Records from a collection
(begin)
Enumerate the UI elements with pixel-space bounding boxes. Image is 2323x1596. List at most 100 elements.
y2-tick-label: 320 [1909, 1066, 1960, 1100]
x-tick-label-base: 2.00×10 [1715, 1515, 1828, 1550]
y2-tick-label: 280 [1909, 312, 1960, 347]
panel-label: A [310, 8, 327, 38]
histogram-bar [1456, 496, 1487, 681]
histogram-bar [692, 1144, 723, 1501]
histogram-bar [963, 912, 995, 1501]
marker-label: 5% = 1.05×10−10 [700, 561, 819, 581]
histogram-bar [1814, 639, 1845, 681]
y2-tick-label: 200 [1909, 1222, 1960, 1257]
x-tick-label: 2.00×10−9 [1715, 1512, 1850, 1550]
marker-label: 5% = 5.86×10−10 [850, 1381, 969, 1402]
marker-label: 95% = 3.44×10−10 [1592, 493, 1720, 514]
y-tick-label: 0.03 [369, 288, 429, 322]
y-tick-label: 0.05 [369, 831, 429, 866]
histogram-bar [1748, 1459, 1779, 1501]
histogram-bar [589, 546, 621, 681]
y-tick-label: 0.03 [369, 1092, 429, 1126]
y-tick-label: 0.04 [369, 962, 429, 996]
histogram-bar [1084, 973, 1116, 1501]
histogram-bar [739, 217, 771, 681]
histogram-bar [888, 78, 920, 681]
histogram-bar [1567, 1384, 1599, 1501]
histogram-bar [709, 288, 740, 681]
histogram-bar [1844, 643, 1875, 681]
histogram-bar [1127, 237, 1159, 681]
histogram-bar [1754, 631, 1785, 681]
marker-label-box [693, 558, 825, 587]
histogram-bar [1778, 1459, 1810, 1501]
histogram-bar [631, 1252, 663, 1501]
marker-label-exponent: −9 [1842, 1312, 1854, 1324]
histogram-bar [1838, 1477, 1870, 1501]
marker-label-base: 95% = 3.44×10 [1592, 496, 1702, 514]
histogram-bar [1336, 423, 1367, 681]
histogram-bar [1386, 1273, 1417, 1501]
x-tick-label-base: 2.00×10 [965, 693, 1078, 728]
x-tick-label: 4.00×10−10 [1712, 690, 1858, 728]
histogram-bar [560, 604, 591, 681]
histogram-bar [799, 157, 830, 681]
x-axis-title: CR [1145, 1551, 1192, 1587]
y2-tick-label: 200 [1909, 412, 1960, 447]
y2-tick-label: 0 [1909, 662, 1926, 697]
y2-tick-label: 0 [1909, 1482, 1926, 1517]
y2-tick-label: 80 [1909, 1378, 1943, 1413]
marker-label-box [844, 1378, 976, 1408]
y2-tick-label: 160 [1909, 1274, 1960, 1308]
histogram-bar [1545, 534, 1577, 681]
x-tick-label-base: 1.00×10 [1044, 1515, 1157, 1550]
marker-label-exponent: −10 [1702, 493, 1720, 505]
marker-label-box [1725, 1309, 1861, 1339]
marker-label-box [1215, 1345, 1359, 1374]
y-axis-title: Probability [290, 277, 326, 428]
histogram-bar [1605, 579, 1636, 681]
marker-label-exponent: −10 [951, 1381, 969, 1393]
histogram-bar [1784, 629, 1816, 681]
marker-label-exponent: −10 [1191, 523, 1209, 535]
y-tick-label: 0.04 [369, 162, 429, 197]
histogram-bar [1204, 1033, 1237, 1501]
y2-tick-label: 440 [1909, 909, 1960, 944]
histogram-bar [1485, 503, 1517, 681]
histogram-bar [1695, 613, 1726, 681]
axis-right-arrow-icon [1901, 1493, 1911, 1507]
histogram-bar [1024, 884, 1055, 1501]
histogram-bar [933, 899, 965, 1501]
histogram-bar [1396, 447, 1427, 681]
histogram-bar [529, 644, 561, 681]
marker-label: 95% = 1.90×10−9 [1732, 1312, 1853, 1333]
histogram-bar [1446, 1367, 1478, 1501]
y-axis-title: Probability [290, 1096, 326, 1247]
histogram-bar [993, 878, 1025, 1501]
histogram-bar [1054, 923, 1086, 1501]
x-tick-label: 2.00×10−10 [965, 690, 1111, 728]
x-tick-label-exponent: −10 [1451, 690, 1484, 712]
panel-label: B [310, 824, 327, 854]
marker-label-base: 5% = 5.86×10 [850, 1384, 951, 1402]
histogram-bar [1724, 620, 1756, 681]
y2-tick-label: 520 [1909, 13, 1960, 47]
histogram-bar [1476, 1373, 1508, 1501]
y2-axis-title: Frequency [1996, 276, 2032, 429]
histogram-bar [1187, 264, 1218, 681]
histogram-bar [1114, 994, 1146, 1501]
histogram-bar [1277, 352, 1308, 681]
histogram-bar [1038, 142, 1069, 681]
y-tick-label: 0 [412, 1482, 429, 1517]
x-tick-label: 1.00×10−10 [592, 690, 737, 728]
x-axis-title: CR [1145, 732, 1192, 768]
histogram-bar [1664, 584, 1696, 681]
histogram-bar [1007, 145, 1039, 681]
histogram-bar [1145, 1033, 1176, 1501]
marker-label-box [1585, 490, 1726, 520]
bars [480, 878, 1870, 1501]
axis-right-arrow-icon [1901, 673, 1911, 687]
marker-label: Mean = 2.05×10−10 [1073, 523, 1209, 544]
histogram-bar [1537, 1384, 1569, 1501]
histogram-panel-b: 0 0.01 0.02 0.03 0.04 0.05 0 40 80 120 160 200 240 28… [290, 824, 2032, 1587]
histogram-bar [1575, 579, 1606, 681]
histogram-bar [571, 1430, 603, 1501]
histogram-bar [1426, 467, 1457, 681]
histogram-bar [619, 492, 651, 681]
(end)
• _What is expected_
Write out every line of the records above, unchanged and in the same order.

• _Problem solution_
Enumerate the UI elements with pixel-space bounding boxes. Image is 2323x1596. List at most 100 elements.
y2-tick-label: 320 [1909, 1066, 1960, 1100]
x-tick-label-base: 2.00×10 [1715, 1515, 1828, 1550]
y2-tick-label: 280 [1909, 312, 1960, 347]
panel-label: A [310, 8, 327, 38]
histogram-bar [1456, 496, 1487, 681]
histogram-bar [692, 1144, 723, 1501]
histogram-bar [963, 912, 995, 1501]
marker-label: 5% = 1.05×10−10 [700, 561, 819, 581]
histogram-bar [1814, 639, 1845, 681]
y2-tick-label: 200 [1909, 1222, 1960, 1257]
x-tick-label: 2.00×10−9 [1715, 1512, 1850, 1550]
marker-label: 5% = 5.86×10−10 [850, 1381, 969, 1402]
marker-label: 95% = 3.44×10−10 [1592, 493, 1720, 514]
y-tick-label: 0.03 [369, 288, 429, 322]
y-tick-label: 0.05 [369, 831, 429, 866]
histogram-bar [1748, 1459, 1779, 1501]
histogram-bar [589, 546, 621, 681]
y-tick-label: 0.03 [369, 1092, 429, 1126]
y-tick-label: 0.04 [369, 962, 429, 996]
histogram-bar [1084, 973, 1116, 1501]
histogram-bar [739, 217, 771, 681]
histogram-bar [888, 78, 920, 681]
histogram-bar [1567, 1384, 1599, 1501]
histogram-bar [709, 288, 740, 681]
histogram-bar [1844, 643, 1875, 681]
histogram-bar [1127, 237, 1159, 681]
histogram-bar [1754, 631, 1785, 681]
marker-label-box [693, 558, 825, 587]
histogram-bar [1778, 1459, 1810, 1501]
histogram-bar [631, 1252, 663, 1501]
marker-label-exponent: −9 [1842, 1312, 1854, 1324]
histogram-bar [1838, 1477, 1870, 1501]
marker-label-base: 95% = 3.44×10 [1592, 496, 1702, 514]
histogram-bar [1336, 423, 1367, 681]
histogram-bar [1386, 1273, 1417, 1501]
x-tick-label-base: 2.00×10 [965, 693, 1078, 728]
x-tick-label: 4.00×10−10 [1712, 690, 1858, 728]
histogram-bar [560, 604, 591, 681]
histogram-bar [799, 157, 830, 681]
x-axis-title: CR [1145, 1551, 1192, 1587]
y2-tick-label: 200 [1909, 412, 1960, 447]
y2-tick-label: 0 [1909, 662, 1926, 697]
y2-tick-label: 0 [1909, 1482, 1926, 1517]
y2-tick-label: 80 [1909, 1378, 1943, 1413]
marker-label-box [844, 1378, 976, 1408]
y2-tick-label: 160 [1909, 1274, 1960, 1308]
histogram-bar [1545, 534, 1577, 681]
x-tick-label-base: 1.00×10 [1044, 1515, 1157, 1550]
marker-label-exponent: −10 [1702, 493, 1720, 505]
marker-label-box [1725, 1309, 1861, 1339]
marker-label-box [1215, 1345, 1359, 1374]
y-axis-title: Probability [290, 277, 326, 428]
histogram-bar [1605, 579, 1636, 681]
marker-label-exponent: −10 [951, 1381, 969, 1393]
histogram-bar [1784, 629, 1816, 681]
marker-label-exponent: −10 [1191, 523, 1209, 535]
y-tick-label: 0.04 [369, 162, 429, 197]
histogram-bar [1204, 1033, 1237, 1501]
y2-tick-label: 440 [1909, 909, 1960, 944]
histogram-bar [1485, 503, 1517, 681]
histogram-bar [1695, 613, 1726, 681]
axis-right-arrow-icon [1901, 1493, 1911, 1507]
histogram-bar [1024, 884, 1055, 1501]
histogram-bar [933, 899, 965, 1501]
histogram-bar [1396, 447, 1427, 681]
histogram-bar [529, 644, 561, 681]
marker-label: 95% = 1.90×10−9 [1732, 1312, 1853, 1333]
histogram-bar [1446, 1367, 1478, 1501]
y-axis-title: Probability [290, 1096, 326, 1247]
histogram-bar [993, 878, 1025, 1501]
histogram-bar [1054, 923, 1086, 1501]
x-tick-label: 2.00×10−10 [965, 690, 1111, 728]
x-tick-label-exponent: −10 [1451, 690, 1484, 712]
panel-label: B [310, 824, 327, 854]
marker-label-base: 5% = 5.86×10 [850, 1384, 951, 1402]
histogram-bar [1724, 620, 1756, 681]
y2-tick-label: 520 [1909, 13, 1960, 47]
histogram-bar [1476, 1373, 1508, 1501]
y2-axis-title: Frequency [1996, 276, 2032, 429]
histogram-bar [1187, 264, 1218, 681]
histogram-bar [1114, 994, 1146, 1501]
histogram-bar [1277, 352, 1308, 681]
histogram-bar [1038, 142, 1069, 681]
y-tick-label: 0 [412, 1482, 429, 1517]
x-tick-label: 1.00×10−10 [592, 690, 737, 728]
x-axis-title: CR [1145, 732, 1192, 768]
histogram-bar [1664, 584, 1696, 681]
histogram-bar [1007, 145, 1039, 681]
histogram-bar [1145, 1033, 1176, 1501]
marker-label-box [1585, 490, 1726, 520]
bars [480, 878, 1870, 1501]
axis-right-arrow-icon [1901, 673, 1911, 687]
marker-label: Mean = 2.05×10−10 [1073, 523, 1209, 544]
histogram-bar [1537, 1384, 1569, 1501]
histogram-panel-b: 0 0.01 0.02 0.03 0.04 0.05 0 40 80 120 160 200 240 28… [290, 824, 2032, 1587]
histogram-bar [1575, 579, 1606, 681]
histogram-bar [571, 1430, 603, 1501]
histogram-bar [1426, 467, 1457, 681]
histogram-bar [619, 492, 651, 681]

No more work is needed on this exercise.